Work to be completed
Write out all entries word for word.
____ Given records
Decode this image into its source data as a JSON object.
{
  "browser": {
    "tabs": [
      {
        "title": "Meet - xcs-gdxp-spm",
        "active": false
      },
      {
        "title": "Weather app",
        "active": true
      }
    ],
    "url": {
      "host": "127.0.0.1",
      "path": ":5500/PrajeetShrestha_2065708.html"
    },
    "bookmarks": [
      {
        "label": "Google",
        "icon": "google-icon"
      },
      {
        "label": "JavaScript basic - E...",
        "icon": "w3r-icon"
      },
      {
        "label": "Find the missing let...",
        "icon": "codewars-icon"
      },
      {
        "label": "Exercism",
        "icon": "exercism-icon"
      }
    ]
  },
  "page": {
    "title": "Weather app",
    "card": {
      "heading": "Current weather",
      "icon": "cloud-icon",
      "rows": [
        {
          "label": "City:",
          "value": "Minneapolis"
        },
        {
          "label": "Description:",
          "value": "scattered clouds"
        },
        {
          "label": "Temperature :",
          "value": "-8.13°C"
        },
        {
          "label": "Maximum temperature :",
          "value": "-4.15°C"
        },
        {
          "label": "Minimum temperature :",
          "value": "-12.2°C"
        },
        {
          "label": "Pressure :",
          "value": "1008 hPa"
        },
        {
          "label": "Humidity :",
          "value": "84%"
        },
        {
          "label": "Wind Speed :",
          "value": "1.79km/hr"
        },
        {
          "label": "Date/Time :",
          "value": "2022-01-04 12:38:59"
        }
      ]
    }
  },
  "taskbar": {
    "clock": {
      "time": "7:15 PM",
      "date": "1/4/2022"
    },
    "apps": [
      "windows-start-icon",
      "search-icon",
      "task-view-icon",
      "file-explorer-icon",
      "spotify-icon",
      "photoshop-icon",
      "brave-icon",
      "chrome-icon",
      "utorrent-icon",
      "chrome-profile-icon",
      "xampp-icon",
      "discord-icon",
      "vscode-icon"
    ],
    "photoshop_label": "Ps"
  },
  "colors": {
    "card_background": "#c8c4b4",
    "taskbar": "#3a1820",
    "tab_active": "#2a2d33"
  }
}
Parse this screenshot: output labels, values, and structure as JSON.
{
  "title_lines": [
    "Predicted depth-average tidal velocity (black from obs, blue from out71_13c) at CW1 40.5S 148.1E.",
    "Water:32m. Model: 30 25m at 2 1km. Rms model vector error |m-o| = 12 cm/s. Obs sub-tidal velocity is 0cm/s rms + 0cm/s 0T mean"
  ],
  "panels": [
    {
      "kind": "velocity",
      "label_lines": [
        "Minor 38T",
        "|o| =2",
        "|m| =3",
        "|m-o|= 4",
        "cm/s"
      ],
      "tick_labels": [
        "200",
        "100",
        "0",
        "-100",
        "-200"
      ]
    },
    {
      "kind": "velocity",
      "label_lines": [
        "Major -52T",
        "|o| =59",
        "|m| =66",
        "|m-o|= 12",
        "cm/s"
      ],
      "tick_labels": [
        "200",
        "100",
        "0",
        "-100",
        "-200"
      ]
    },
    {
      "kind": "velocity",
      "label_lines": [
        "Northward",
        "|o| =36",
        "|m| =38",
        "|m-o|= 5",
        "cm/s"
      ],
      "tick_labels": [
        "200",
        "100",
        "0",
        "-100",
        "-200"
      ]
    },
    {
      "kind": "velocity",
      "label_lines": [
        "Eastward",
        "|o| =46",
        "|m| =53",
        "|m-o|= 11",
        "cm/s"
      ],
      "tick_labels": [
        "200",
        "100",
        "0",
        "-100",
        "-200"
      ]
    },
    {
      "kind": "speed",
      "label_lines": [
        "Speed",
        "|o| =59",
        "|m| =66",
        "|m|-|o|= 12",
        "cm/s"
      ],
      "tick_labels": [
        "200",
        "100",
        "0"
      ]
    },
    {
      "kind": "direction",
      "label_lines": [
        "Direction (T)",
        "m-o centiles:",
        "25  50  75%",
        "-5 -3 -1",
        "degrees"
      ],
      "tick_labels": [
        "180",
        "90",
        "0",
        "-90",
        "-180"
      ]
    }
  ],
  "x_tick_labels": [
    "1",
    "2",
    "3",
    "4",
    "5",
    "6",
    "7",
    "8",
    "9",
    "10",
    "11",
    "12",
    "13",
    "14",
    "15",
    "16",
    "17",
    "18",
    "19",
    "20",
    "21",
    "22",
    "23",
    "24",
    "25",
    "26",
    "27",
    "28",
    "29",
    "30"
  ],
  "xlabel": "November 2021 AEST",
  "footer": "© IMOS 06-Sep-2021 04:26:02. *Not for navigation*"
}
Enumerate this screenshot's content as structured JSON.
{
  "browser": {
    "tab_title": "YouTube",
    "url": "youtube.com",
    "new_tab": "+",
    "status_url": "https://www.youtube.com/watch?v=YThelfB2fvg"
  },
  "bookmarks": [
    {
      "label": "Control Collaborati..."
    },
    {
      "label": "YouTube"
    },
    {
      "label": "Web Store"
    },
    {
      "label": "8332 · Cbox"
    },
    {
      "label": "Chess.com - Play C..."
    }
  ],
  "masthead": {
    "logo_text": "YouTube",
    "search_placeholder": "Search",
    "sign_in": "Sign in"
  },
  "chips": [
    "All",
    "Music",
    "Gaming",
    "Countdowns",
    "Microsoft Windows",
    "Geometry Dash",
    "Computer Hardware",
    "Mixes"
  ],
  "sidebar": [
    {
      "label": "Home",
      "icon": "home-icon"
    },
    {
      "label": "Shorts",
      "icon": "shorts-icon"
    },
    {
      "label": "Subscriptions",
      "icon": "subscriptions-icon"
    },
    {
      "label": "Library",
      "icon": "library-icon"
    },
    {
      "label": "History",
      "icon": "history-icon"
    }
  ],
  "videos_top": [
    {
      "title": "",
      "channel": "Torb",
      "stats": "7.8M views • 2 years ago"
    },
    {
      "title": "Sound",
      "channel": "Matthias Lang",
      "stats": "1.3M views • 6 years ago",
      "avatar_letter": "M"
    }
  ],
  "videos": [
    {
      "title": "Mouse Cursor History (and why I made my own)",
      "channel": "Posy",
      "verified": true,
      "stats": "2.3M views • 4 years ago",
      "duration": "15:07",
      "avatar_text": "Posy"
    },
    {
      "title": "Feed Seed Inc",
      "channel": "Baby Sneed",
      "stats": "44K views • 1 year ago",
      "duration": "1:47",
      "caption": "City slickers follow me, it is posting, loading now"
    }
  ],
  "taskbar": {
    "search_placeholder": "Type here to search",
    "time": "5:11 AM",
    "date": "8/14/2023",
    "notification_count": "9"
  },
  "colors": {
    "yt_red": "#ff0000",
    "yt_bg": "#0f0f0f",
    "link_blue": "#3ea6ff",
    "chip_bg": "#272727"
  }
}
________
Answer for this exercise
Decode this image into its source data as a JSON object.
{
  "browser": {
    "tabs": [
      {
        "title": "Meet - xcs-gdxp-spm",
        "active": false
      },
      {
        "title": "Weather app",
        "active": true
      }
    ],
    "url": {
      "host": "127.0.0.1",
      "path": ":5500/PrajeetShrestha_2065708.html"
    },
    "bookmarks": [
      {
        "label": "Google",
        "icon": "google-icon"
      },
      {
        "label": "JavaScript basic - E...",
        "icon": "w3r-icon"
      },
      {
        "label": "Find the missing let...",
        "icon": "codewars-icon"
      },
      {
        "label": "Exercism",
        "icon": "exercism-icon"
      }
    ]
  },
  "page": {
    "title": "Weather app",
    "card": {
      "heading": "Current weather",
      "icon": "cloud-icon",
      "rows": [
        {
          "label": "City:",
          "value": "Minneapolis"
        },
        {
          "label": "Description:",
          "value": "scattered clouds"
        },
        {
          "label": "Temperature :",
          "value": "-8.13°C"
        },
        {
          "label": "Maximum temperature :",
          "value": "-4.15°C"
        },
        {
          "label": "Minimum temperature :",
          "value": "-12.2°C"
        },
        {
          "label": "Pressure :",
          "value": "1008 hPa"
        },
        {
          "label": "Humidity :",
          "value": "84%"
        },
        {
          "label": "Wind Speed :",
          "value": "1.79km/hr"
        },
        {
          "label": "Date/Time :",
          "value": "2022-01-04 12:38:59"
        }
      ]
    }
  },
  "taskbar": {
    "clock": {
      "time": "7:15 PM",
      "date": "1/4/2022"
    },
    "apps": [
      "windows-start-icon",
      "search-icon",
      "task-view-icon",
      "file-explorer-icon",
      "spotify-icon",
      "photoshop-icon",
      "brave-icon",
      "chrome-icon",
      "utorrent-icon",
      "chrome-profile-icon",
      "xampp-icon",
      "discord-icon",
      "vscode-icon"
    ],
    "photoshop_label": "Ps"
  },
  "colors": {
    "card_background": "#c8c4b4",
    "taskbar": "#3a1820",
    "tab_active": "#2a2d33"
  }
}
Parse this screenshot: output labels, values, and structure as JSON.
{
  "title_lines": [
    "Predicted depth-average tidal velocity (black from obs, blue from out71_13c) at CW1 40.5S 148.1E.",
    "Water:32m. Model: 30 25m at 2 1km. Rms model vector error |m-o| = 12 cm/s. Obs sub-tidal velocity is 0cm/s rms + 0cm/s 0T mean"
  ],
  "panels": [
    {
      "kind": "velocity",
      "label_lines": [
        "Minor 38T",
        "|o| =2",
        "|m| =3",
        "|m-o|= 4",
        "cm/s"
      ],
      "tick_labels": [
        "200",
        "100",
        "0",
        "-100",
        "-200"
      ]
    },
    {
      "kind": "velocity",
      "label_lines": [
        "Major -52T",
        "|o| =59",
        "|m| =66",
        "|m-o|= 12",
        "cm/s"
      ],
      "tick_labels": [
        "200",
        "100",
        "0",
        "-100",
        "-200"
      ]
    },
    {
      "kind": "velocity",
      "label_lines": [
        "Northward",
        "|o| =36",
        "|m| =38",
        "|m-o|= 5",
        "cm/s"
      ],
      "tick_labels": [
        "200",
        "100",
        "0",
        "-100",
        "-200"
      ]
    },
    {
      "kind": "velocity",
      "label_lines": [
        "Eastward",
        "|o| =46",
        "|m| =53",
        "|m-o|= 11",
        "cm/s"
      ],
      "tick_labels": [
        "200",
        "100",
        "0",
        "-100",
        "-200"
      ]
    },
    {
      "kind": "speed",
      "label_lines": [
        "Speed",
        "|o| =59",
        "|m| =66",
        "|m|-|o|= 12",
        "cm/s"
      ],
      "tick_labels": [
        "200",
        "100",
        "0"
      ]
    },
    {
      "kind": "direction",
      "label_lines": [
        "Direction (T)",
        "m-o centiles:",
        "25  50  75%",
        "-5 -3 -1",
        "degrees"
      ],
      "tick_labels": [
        "180",
        "90",
        "0",
        "-90",
        "-180"
      ]
    }
  ],
  "x_tick_labels": [
    "1",
    "2",
    "3",
    "4",
    "5",
    "6",
    "7",
    "8",
    "9",
    "10",
    "11",
    "12",
    "13",
    "14",
    "15",
    "16",
    "17",
    "18",
    "19",
    "20",
    "21",
    "22",
    "23",
    "24",
    "25",
    "26",
    "27",
    "28",
    "29",
    "30"
  ],
  "xlabel": "November 2021 AEST",
  "footer": "© IMOS 06-Sep-2021 04:26:02. *Not for navigation*"
}
Enumerate this screenshot's content as structured JSON.
{
  "browser": {
    "tab_title": "YouTube",
    "url": "youtube.com",
    "new_tab": "+",
    "status_url": "https://www.youtube.com/watch?v=YThelfB2fvg"
  },
  "bookmarks": [
    {
      "label": "Control Collaborati..."
    },
    {
      "label": "YouTube"
    },
    {
      "label": "Web Store"
    },
    {
      "label": "8332 · Cbox"
    },
    {
      "label": "Chess.com - Play C..."
    }
  ],
  "masthead": {
    "logo_text": "YouTube",
    "search_placeholder": "Search",
    "sign_in": "Sign in"
  },
  "chips": [
    "All",
    "Music",
    "Gaming",
    "Countdowns",
    "Microsoft Windows",
    "Geometry Dash",
    "Computer Hardware",
    "Mixes"
  ],
  "sidebar": [
    {
      "label": "Home",
      "icon": "home-icon"
    },
    {
      "label": "Shorts",
      "icon": "shorts-icon"
    },
    {
      "label": "Subscriptions",
      "icon": "subscriptions-icon"
    },
    {
      "label": "Library",
      "icon": "library-icon"
    },
    {
      "label": "History",
      "icon": "history-icon"
    }
  ],
  "videos_top": [
    {
      "title": "",
      "channel": "Torb",
      "stats": "7.8M views • 2 years ago"
    },
    {
      "title": "Sound",
      "channel": "Matthias Lang",
      "stats": "1.3M views • 6 years ago",
      "avatar_letter": "M"
    }
  ],
  "videos": [
    {
      "title": "Mouse Cursor History (and why I made my own)",
      "channel": "Posy",
      "verified": true,
      "stats": "2.3M views • 4 years ago",
      "duration": "15:07",
      "avatar_text": "Posy"
    },
    {
      "title": "Feed Seed Inc",
      "channel": "Baby Sneed",
      "stats": "44K views • 1 year ago",
      "duration": "1:47",
      "caption": "City slickers follow me, it is posting, loading now"
    }
  ],
  "taskbar": {
    "search_placeholder": "Type here to search",
    "time": "5:11 AM",
    "date": "8/14/2023",
    "notification_count": "9"
  },
  "colors": {
    "yt_red": "#ff0000",
    "yt_bg": "#0f0f0f",
    "link_blue": "#3ea6ff",
    "chip_bg": "#272727"
  }
}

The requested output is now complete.